Apply what you read:
• A. In the soil carbon passage, what have a range of long-term field trials found about organically managed soils?
• B. Translate this sentence from the soil carbon passage into Spanish: "Promoting soil health and encouraging the development of soil organic matter have always been central tenets of the organic approach."
• C. According to the soil carbon passage, why have measurements of soil carbon been viewed as increasingly important? Answer in one to three sentences.

The discussion that followed the presentations brought out the following points:

  • Large potential for climate change mitigation through soil carbon sequestration.
  • Prediction of gains/losses difficult.
  • Organic systems provide opportunities for carbon storage through mixed farming and woodland.
  • Benefits may have been overestimated in some cases.

Individual speaker presentations and abstracts

Laurence Smith (ORC): Soil carbon sequestration and organic farming – a review of the evidence

With the recent interest in the potential for agriculture to capture atmospheric CO2 , through the accumulation of soil carbon, measurements in this area have been viewed as increasingly important. Promoting soil health and encouraging the development of soil organic matter have always been central tenets of the organic approach, and the potential contribution of organic systems to this area has been of considerable interest. Practices that have been shown to increase soil organic matter, such as the use of organic fertilisers, fertility building leys with legumes and cover crops are commonly found on organic farms and a range of long-term field trials have found higher organic matter contents in organically managed soils. In addition to storing carbon, higher levels of soil organic matter can enhance the nutrient buffering capacity, water holding capacity and microbial activity within soils and help to increase the soil’s fertility. This presentation will provide an overview of the current evidence in this area highlighting the potential role of organic practices for the maintenance of soil carbon and soil health.

Source information:
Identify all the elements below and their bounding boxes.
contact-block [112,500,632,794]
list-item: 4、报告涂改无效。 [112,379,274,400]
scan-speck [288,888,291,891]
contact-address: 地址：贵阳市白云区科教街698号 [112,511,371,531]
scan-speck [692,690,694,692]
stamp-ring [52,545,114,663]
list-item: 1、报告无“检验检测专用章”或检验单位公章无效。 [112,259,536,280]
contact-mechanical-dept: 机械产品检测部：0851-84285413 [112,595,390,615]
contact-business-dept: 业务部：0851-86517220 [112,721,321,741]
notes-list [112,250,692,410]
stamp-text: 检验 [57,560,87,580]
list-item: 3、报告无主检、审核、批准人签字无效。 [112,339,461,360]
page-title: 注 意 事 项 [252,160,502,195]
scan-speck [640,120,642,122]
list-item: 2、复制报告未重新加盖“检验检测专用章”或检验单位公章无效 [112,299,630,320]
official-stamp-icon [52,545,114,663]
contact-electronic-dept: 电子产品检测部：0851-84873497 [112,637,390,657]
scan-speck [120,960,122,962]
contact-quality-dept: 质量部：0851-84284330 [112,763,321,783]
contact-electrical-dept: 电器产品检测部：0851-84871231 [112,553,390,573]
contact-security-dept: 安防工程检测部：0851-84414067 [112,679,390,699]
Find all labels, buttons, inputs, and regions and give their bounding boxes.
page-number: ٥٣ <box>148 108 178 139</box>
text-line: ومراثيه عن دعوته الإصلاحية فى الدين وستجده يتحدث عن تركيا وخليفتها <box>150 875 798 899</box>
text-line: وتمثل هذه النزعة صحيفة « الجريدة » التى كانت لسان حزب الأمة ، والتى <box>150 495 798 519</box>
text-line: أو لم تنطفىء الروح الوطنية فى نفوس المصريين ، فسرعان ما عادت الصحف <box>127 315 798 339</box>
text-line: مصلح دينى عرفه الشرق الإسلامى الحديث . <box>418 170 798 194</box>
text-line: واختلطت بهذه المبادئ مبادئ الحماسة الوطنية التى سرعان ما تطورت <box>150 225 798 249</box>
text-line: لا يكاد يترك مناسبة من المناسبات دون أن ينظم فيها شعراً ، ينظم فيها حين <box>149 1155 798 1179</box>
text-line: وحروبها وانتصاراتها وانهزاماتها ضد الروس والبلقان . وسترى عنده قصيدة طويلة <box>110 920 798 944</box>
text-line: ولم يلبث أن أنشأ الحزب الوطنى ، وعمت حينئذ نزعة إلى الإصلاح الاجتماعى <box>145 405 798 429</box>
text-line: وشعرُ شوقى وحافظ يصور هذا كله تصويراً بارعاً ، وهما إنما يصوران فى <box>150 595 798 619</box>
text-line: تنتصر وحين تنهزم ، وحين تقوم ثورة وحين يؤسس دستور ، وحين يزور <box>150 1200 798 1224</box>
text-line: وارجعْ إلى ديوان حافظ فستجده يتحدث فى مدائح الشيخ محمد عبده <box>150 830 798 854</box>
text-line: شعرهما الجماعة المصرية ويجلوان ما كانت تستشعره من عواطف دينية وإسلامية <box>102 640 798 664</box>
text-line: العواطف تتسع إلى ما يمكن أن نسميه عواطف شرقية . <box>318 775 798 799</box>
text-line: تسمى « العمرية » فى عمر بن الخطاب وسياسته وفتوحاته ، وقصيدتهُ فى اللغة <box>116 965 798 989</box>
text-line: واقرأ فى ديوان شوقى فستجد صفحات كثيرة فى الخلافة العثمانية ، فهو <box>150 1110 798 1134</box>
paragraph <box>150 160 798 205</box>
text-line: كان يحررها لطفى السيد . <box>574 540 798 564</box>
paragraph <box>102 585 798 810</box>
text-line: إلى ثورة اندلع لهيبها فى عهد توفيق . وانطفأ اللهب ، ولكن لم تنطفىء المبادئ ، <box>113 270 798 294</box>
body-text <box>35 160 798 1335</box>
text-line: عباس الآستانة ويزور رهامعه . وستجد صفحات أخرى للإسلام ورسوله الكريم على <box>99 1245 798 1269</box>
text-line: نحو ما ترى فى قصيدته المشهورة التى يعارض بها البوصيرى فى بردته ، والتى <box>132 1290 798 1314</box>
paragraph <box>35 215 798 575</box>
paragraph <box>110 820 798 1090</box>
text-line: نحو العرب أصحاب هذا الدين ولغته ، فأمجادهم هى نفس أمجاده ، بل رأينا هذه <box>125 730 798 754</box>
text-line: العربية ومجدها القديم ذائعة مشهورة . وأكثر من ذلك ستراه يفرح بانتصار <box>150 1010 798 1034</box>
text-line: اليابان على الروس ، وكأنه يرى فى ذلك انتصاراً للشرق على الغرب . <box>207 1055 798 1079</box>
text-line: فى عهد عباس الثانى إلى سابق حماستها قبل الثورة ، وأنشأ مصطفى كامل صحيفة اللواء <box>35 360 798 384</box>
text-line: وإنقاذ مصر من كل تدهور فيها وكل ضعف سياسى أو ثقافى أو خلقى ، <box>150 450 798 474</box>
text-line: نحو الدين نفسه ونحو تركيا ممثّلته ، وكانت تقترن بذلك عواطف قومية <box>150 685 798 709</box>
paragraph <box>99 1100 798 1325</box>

Expected results:
• A. They have higher organic matter contents.

• B. Promover la salud del suelo y fomentar el desarrollo de la materia orgánica del suelo siempre han sido principios centrales del enfoque orgánico.

• C. They have been viewed as increasingly important because of recent interest in agriculture's potential to capture atmospheric CO2 through the accumulation of soil carbon.